------ DATA FOR PROCESSING
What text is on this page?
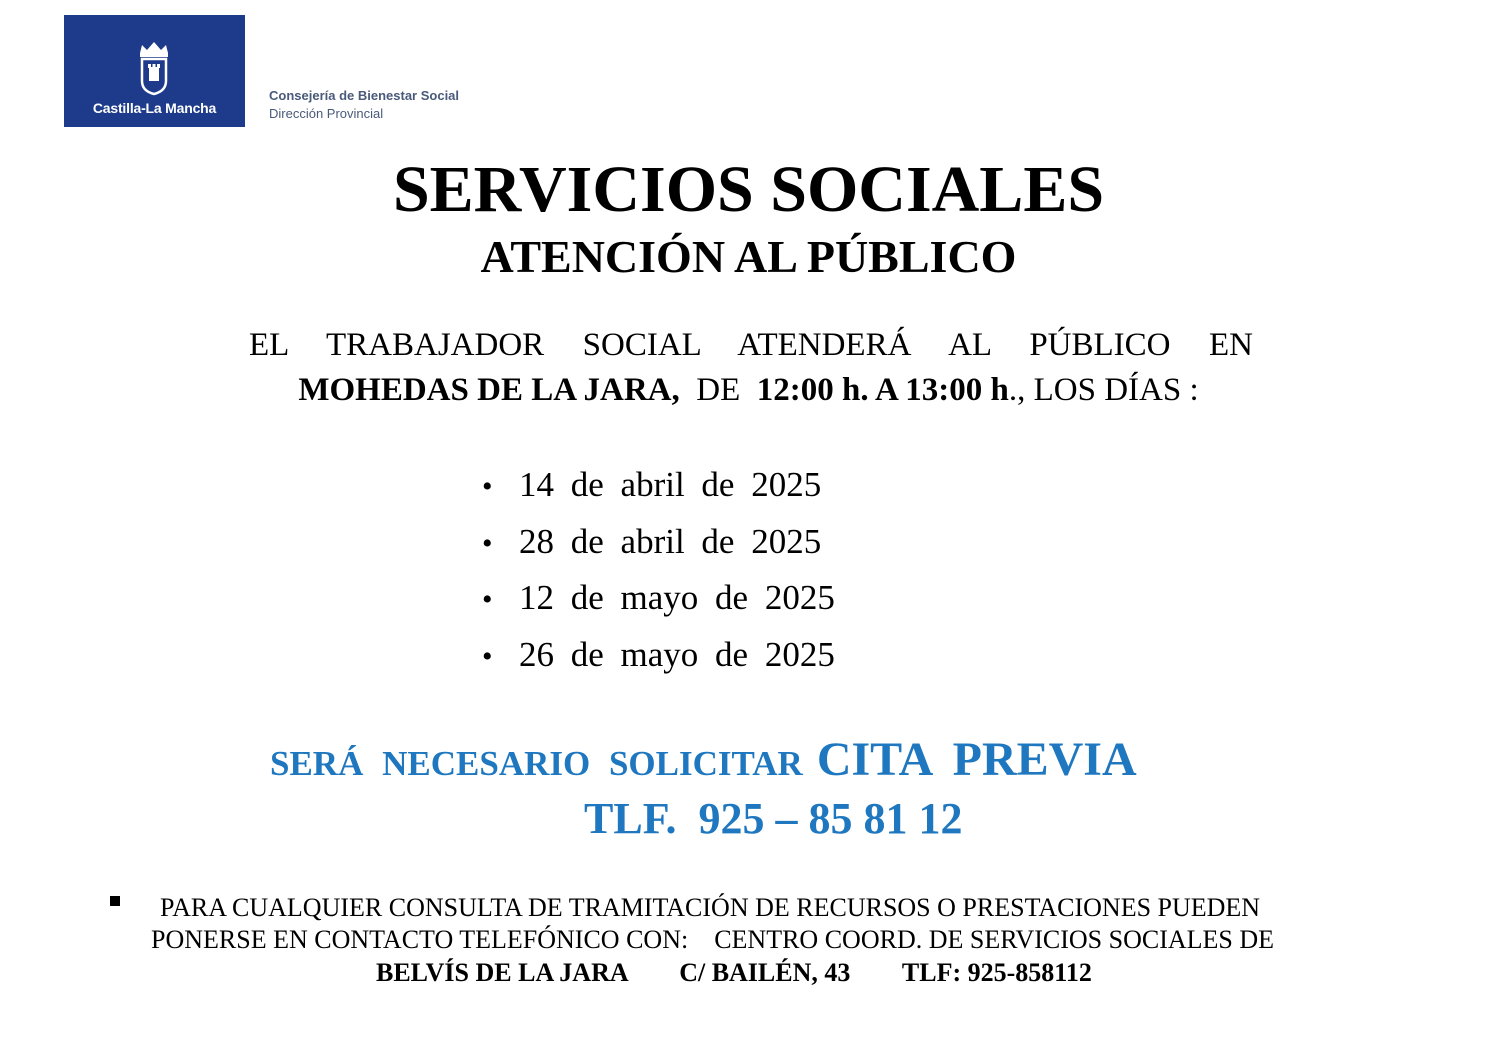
Castilla-La Mancha
Consejería de Bienestar Social
Dirección Provincial
SERVICIOS SOCIALES
ATENCIÓN AL PÚBLICO
EL TRABAJADOR SOCIAL ATENDERÁ AL PÚBLICO EN
MOHEDAS DE LA JARA, DE 12:00 h. A 13:00 h., LOS DÍAS :
• 14 de abril de 2025
• 28 de abril de 2025
• 12 de mayo de 2025
• 26 de mayo de 2025
SERÁ NECESARIO SOLICITAR CITA PREVIA
TLF.  925 – 85 81 12
PARA CUALQUIER CONSULTA DE TRAMITACIÓN DE RECURSOS O PRESTACIONES PUEDEN
PONERSE EN CONTACTO TELEFÓNICO CON:    CENTRO COORD. DE SERVICIOS SOCIALES DE
BELVÍS DE LA JARA        C/ BAILÉN, 43        TLF: 925-858112
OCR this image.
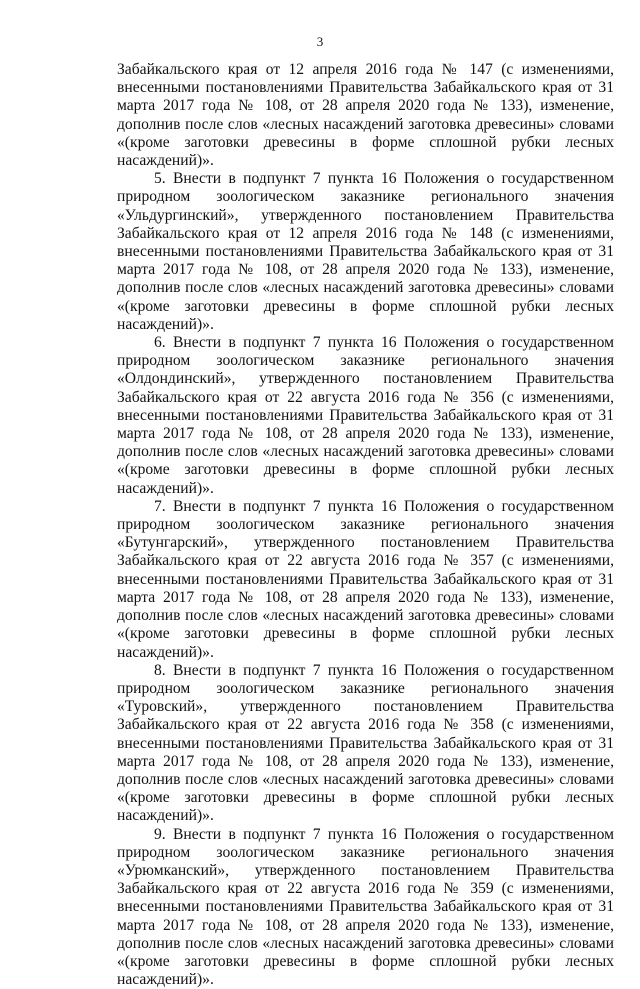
3

Забайкальского края от 12 апреля 2016 года № 147 (с изменениями, внесенными постановлениями Правительства Забайкальского края от 31 марта 2017 года № 108, от 28 апреля 2020 года № 133), изменение, дополнив после слов «лесных насаждений заготовка древесины» словами «(кроме заготовки древесины в форме сплошной рубки лесных насаждений)».

5. Внести в подпункт 7 пункта 16 Положения о государственном природном зоологическом заказнике регионального значения «Ульдургинский», утвержденного постановлением Правительства Забайкальского края от 12 апреля 2016 года № 148 (с изменениями, внесенными постановлениями Правительства Забайкальского края от 31 марта 2017 года № 108, от 28 апреля 2020 года № 133), изменение, дополнив после слов «лесных насаждений заготовка древесины» словами «(кроме заготовки древесины в форме сплошной рубки лесных насаждений)».

6. Внести в подпункт 7 пункта 16 Положения о государственном природном зоологическом заказнике регионального значения «Олдондинский», утвержденного постановлением Правительства Забайкальского края от 22 августа 2016 года № 356 (с изменениями, внесенными постановлениями Правительства Забайкальского края от 31 марта 2017 года № 108, от 28 апреля 2020 года № 133), изменение, дополнив после слов «лесных насаждений заготовка древесины» словами «(кроме заготовки древесины в форме сплошной рубки лесных насаждений)».

7. Внести в подпункт 7 пункта 16 Положения о государственном природном зоологическом заказнике регионального значения «Бутунгарский», утвержденного постановлением Правительства Забайкальского края от 22 августа 2016 года № 357 (с изменениями, внесенными постановлениями Правительства Забайкальского края от 31 марта 2017 года № 108, от 28 апреля 2020 года № 133), изменение, дополнив после слов «лесных насаждений заготовка древесины» словами «(кроме заготовки древесины в форме сплошной рубки лесных насаждений)».

8. Внести в подпункт 7 пункта 16 Положения о государственном природном зоологическом заказнике регионального значения «Туровский», утвержденного постановлением Правительства Забайкальского края от 22 августа 2016 года № 358 (с изменениями, внесенными постановлениями Правительства Забайкальского края от 31 марта 2017 года № 108, от 28 апреля 2020 года № 133), изменение, дополнив после слов «лесных насаждений заготовка древесины» словами «(кроме заготовки древесины в форме сплошной рубки лесных насаждений)».

9. Внести в подпункт 7 пункта 16 Положения о государственном природном зоологическом заказнике регионального значения «Урюмканский», утвержденного постановлением Правительства Забайкальского края от 22 августа 2016 года № 359 (с изменениями, внесенными постановлениями Правительства Забайкальского края от 31 марта 2017 года № 108, от 28 апреля 2020 года № 133), изменение, дополнив после слов «лесных насаждений заготовка древесины» словами «(кроме заготовки древесины в форме сплошной рубки лесных насаждений)».
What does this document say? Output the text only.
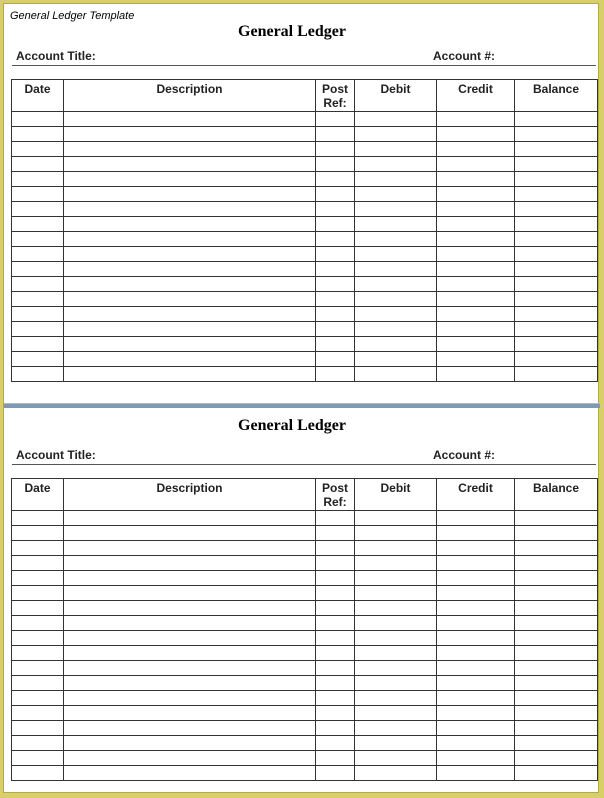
General Ledger Template
General Ledger
Account Title:	Account #:
Date	Description	Post Ref:	Debit	Credit	Balance

General Ledger
Account Title:	Account #:
Date	Description	Post Ref:	Debit	Credit	Balance
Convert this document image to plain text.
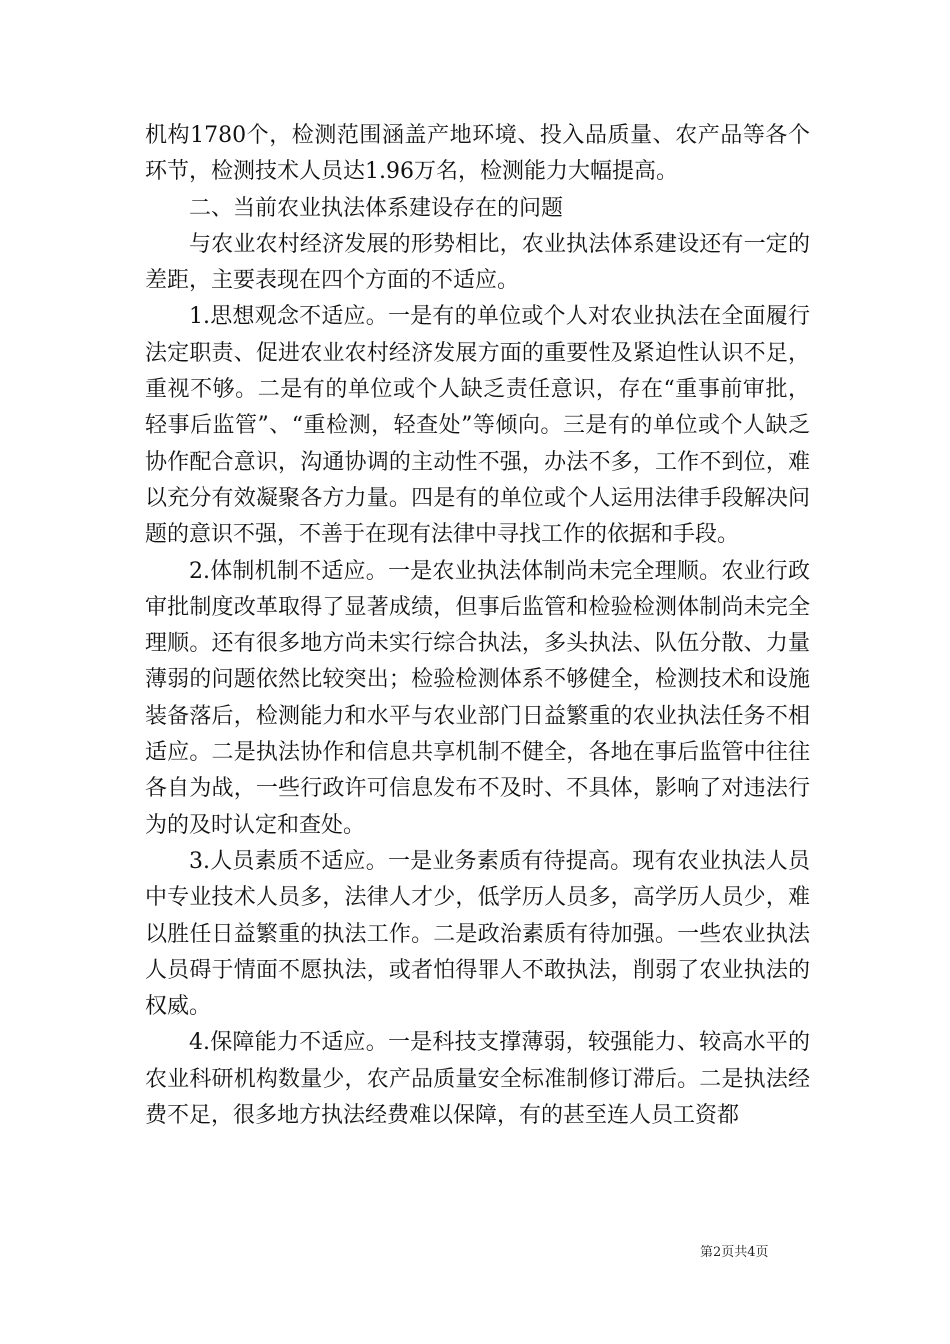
机构1780个，检测范围涵盖产地环境、投入品质量、农产品等各个环节，检测技术人员达1.96万名，检测能力大幅提高。

二、当前农业执法体系建设存在的问题

与农业农村经济发展的形势相比，农业执法体系建设还有一定的差距，主要表现在四个方面的不适应。

1.思想观念不适应。一是有的单位或个人对农业执法在全面履行法定职责、促进农业农村经济发展方面的重要性及紧迫性认识不足，重视不够。二是有的单位或个人缺乏责任意识，存在“重事前审批，轻事后监管”、“重检测，轻查处”等倾向。三是有的单位或个人缺乏协作配合意识，沟通协调的主动性不强，办法不多，工作不到位，难以充分有效凝聚各方力量。四是有的单位或个人运用法律手段解决问题的意识不强，不善于在现有法律中寻找工作的依据和手段。

2.体制机制不适应。一是农业执法体制尚未完全理顺。农业行政审批制度改革取得了显著成绩，但事后监管和检验检测体制尚未完全理顺。还有很多地方尚未实行综合执法，多头执法、队伍分散、力量薄弱的问题依然比较突出；检验检测体系不够健全，检测技术和设施装备落后，检测能力和水平与农业部门日益繁重的农业执法任务不相适应。二是执法协作和信息共享机制不健全，各地在事后监管中往往各自为战，一些行政许可信息发布不及时、不具体，影响了对违法行为的及时认定和查处。

3.人员素质不适应。一是业务素质有待提高。现有农业执法人员中专业技术人员多，法律人才少，低学历人员多，高学历人员少，难以胜任日益繁重的执法工作。二是政治素质有待加强。一些农业执法人员碍于情面不愿执法，或者怕得罪人不敢执法，削弱了农业执法的权威。

4.保障能力不适应。一是科技支撑薄弱，较强能力、较高水平的农业科研机构数量少，农产品质量安全标准制修订滞后。二是执法经费不足，很多地方执法经费难以保障，有的甚至连人员工资都

第2页共4页
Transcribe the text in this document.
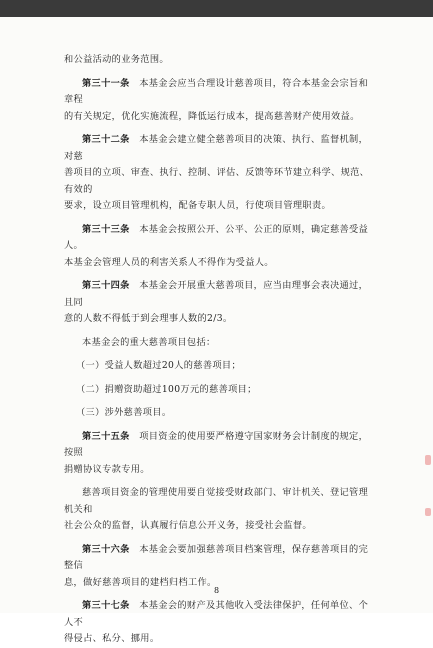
和公益活动的业务范围。

第三十一条　 本基金会应当合理设计慈善项目，符合本基金会宗旨和章程

的有关规定，优化实施流程，降低运行成本，提高慈善财产使用效益。

第三十二条　 本基金会建立健全慈善项目的决策、执行、监督机制，对慈

善项目的立项、审查、执行、控制、评估、反馈等环节建立科学、规范、有效的

要求，设立项目管理机构，配备专职人员，行使项目管理职责。

第三十三条　 本基金会按照公开、公平、公正的原则，确定慈善受益人。

本基金会管理人员的利害关系人不得作为受益人。

第三十四条　 本基金会开展重大慈善项目，应当由理事会表决通过，且同

意的人数不得低于到会理事人数的2/3。

本基金会的重大慈善项目包括：

（一）受益人数超过20人的慈善项目；

（二）捐赠资助超过100万元的慈善项目；

（三）涉外慈善项目。

第三十五条　 项目资金的使用要严格遵守国家财务会计制度的规定，按照

捐赠协议专款专用。

慈善项目资金的管理使用要自觉接受财政部门、审计机关、登记管理机关和

社会公众的监督，认真履行信息公开义务，接受社会监督。

第三十六条　 本基金会要加强慈善项目档案管理，保存慈善项目的完整信

息，做好慈善项目的建档归档工作。

第三十七条　 本基金会的财产及其他收入受法律保护，任何单位、个人不

得侵占、私分、挪用。

8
------------
TASK PROMPT:
Restate the listing above word for word, and skip the pictures.

REPLY TO THE TASK:
What text is on this page?
Castilla-La Mancha
Consejería de Bienestar Social
Dirección Provincial
SERVICIOS SOCIALES
ATENCIÓN AL PÚBLICO
EL TRABAJADOR SOCIAL ATENDERÁ AL PÚBLICO EN
MOHEDAS DE LA JARA, DE 12:00 h. A 13:00 h., LOS DÍAS :
• 14 de abril de 2025
• 28 de abril de 2025
• 12 de mayo de 2025
• 26 de mayo de 2025
SERÁ NECESARIO SOLICITAR CITA PREVIA
TLF.  925 – 85 81 12
PARA CUALQUIER CONSULTA DE TRAMITACIÓN DE RECURSOS O PRESTACIONES PUEDEN
PONERSE EN CONTACTO TELEFÓNICO CON:    CENTRO COORD. DE SERVICIOS SOCIALES DE
BELVÍS DE LA JARA        C/ BAILÉN, 43        TLF: 925-858112
OCR this image.
3

Забайкальского края от 12 апреля 2016 года № 147 (с изменениями, внесенными постановлениями Правительства Забайкальского края от 31 марта 2017 года № 108, от 28 апреля 2020 года № 133), изменение, дополнив после слов «лесных насаждений заготовка древесины» словами «(кроме заготовки древесины в форме сплошной рубки лесных насаждений)».

5. Внести в подпункт 7 пункта 16 Положения о государственном природном зоологическом заказнике регионального значения «Ульдургинский», утвержденного постановлением Правительства Забайкальского края от 12 апреля 2016 года № 148 (с изменениями, внесенными постановлениями Правительства Забайкальского края от 31 марта 2017 года № 108, от 28 апреля 2020 года № 133), изменение, дополнив после слов «лесных насаждений заготовка древесины» словами «(кроме заготовки древесины в форме сплошной рубки лесных насаждений)».

6. Внести в подпункт 7 пункта 16 Положения о государственном природном зоологическом заказнике регионального значения «Олдондинский», утвержденного постановлением Правительства Забайкальского края от 22 августа 2016 года № 356 (с изменениями, внесенными постановлениями Правительства Забайкальского края от 31 марта 2017 года № 108, от 28 апреля 2020 года № 133), изменение, дополнив после слов «лесных насаждений заготовка древесины» словами «(кроме заготовки древесины в форме сплошной рубки лесных насаждений)».

7. Внести в подпункт 7 пункта 16 Положения о государственном природном зоологическом заказнике регионального значения «Бутунгарский», утвержденного постановлением Правительства Забайкальского края от 22 августа 2016 года № 357 (с изменениями, внесенными постановлениями Правительства Забайкальского края от 31 марта 2017 года № 108, от 28 апреля 2020 года № 133), изменение, дополнив после слов «лесных насаждений заготовка древесины» словами «(кроме заготовки древесины в форме сплошной рубки лесных насаждений)».

8. Внести в подпункт 7 пункта 16 Положения о государственном природном зоологическом заказнике регионального значения «Туровский», утвержденного постановлением Правительства Забайкальского края от 22 августа 2016 года № 358 (с изменениями, внесенными постановлениями Правительства Забайкальского края от 31 марта 2017 года № 108, от 28 апреля 2020 года № 133), изменение, дополнив после слов «лесных насаждений заготовка древесины» словами «(кроме заготовки древесины в форме сплошной рубки лесных насаждений)».

9. Внести в подпункт 7 пункта 16 Положения о государственном природном зоологическом заказнике регионального значения «Урюмканский», утвержденного постановлением Правительства Забайкальского края от 22 августа 2016 года № 359 (с изменениями, внесенными постановлениями Правительства Забайкальского края от 31 марта 2017 года № 108, от 28 апреля 2020 года № 133), изменение, дополнив после слов «лесных насаждений заготовка древесины» словами «(кроме заготовки древесины в форме сплошной рубки лесных насаждений)».
What does this document say? Output the text only.
General Ledger Template
General Ledger
Account Title:	Account #:
Date	Description	Post Ref:	Debit	Credit	Balance

General Ledger
Account Title:	Account #:
Date	Description	Post Ref:	Debit	Credit	Balance
Convert this document image to plain text.
机构1780个，检测范围涵盖产地环境、投入品质量、农产品等各个环节，检测技术人员达1.96万名，检测能力大幅提高。

二、当前农业执法体系建设存在的问题

与农业农村经济发展的形势相比，农业执法体系建设还有一定的差距，主要表现在四个方面的不适应。

1.思想观念不适应。一是有的单位或个人对农业执法在全面履行法定职责、促进农业农村经济发展方面的重要性及紧迫性认识不足，重视不够。二是有的单位或个人缺乏责任意识，存在“重事前审批，轻事后监管”、“重检测，轻查处”等倾向。三是有的单位或个人缺乏协作配合意识，沟通协调的主动性不强，办法不多，工作不到位，难以充分有效凝聚各方力量。四是有的单位或个人运用法律手段解决问题的意识不强，不善于在现有法律中寻找工作的依据和手段。

2.体制机制不适应。一是农业执法体制尚未完全理顺。农业行政审批制度改革取得了显著成绩，但事后监管和检验检测体制尚未完全理顺。还有很多地方尚未实行综合执法，多头执法、队伍分散、力量薄弱的问题依然比较突出；检验检测体系不够健全，检测技术和设施装备落后，检测能力和水平与农业部门日益繁重的农业执法任务不相适应。二是执法协作和信息共享机制不健全，各地在事后监管中往往各自为战，一些行政许可信息发布不及时、不具体，影响了对违法行为的及时认定和查处。

3.人员素质不适应。一是业务素质有待提高。现有农业执法人员中专业技术人员多，法律人才少，低学历人员多，高学历人员少，难以胜任日益繁重的执法工作。二是政治素质有待加强。一些农业执法人员碍于情面不愿执法，或者怕得罪人不敢执法，削弱了农业执法的权威。

4.保障能力不适应。一是科技支撑薄弱，较强能力、较高水平的农业科研机构数量少，农产品质量安全标准制修订滞后。二是执法经费不足，很多地方执法经费难以保障，有的甚至连人员工资都

第2页共4页
Transcribe the text in this document.
和公益活动的业务范围。

第三十一条　 本基金会应当合理设计慈善项目，符合本基金会宗旨和章程

的有关规定，优化实施流程，降低运行成本，提高慈善财产使用效益。

第三十二条　 本基金会建立健全慈善项目的决策、执行、监督机制，对慈

善项目的立项、审查、执行、控制、评估、反馈等环节建立科学、规范、有效的

要求，设立项目管理机构，配备专职人员，行使项目管理职责。

第三十三条　 本基金会按照公开、公平、公正的原则，确定慈善受益人。

本基金会管理人员的利害关系人不得作为受益人。

第三十四条　 本基金会开展重大慈善项目，应当由理事会表决通过，且同

意的人数不得低于到会理事人数的2/3。

本基金会的重大慈善项目包括：

（一）受益人数超过20人的慈善项目；

（二）捐赠资助超过100万元的慈善项目；

（三）涉外慈善项目。

第三十五条　 项目资金的使用要严格遵守国家财务会计制度的规定，按照

捐赠协议专款专用。

慈善项目资金的管理使用要自觉接受财政部门、审计机关、登记管理机关和

社会公众的监督，认真履行信息公开义务，接受社会监督。

第三十六条　 本基金会要加强慈善项目档案管理，保存慈善项目的完整信

息，做好慈善项目的建档归档工作。

第三十七条　 本基金会的财产及其他收入受法律保护，任何单位、个人不

得侵占、私分、挪用。

8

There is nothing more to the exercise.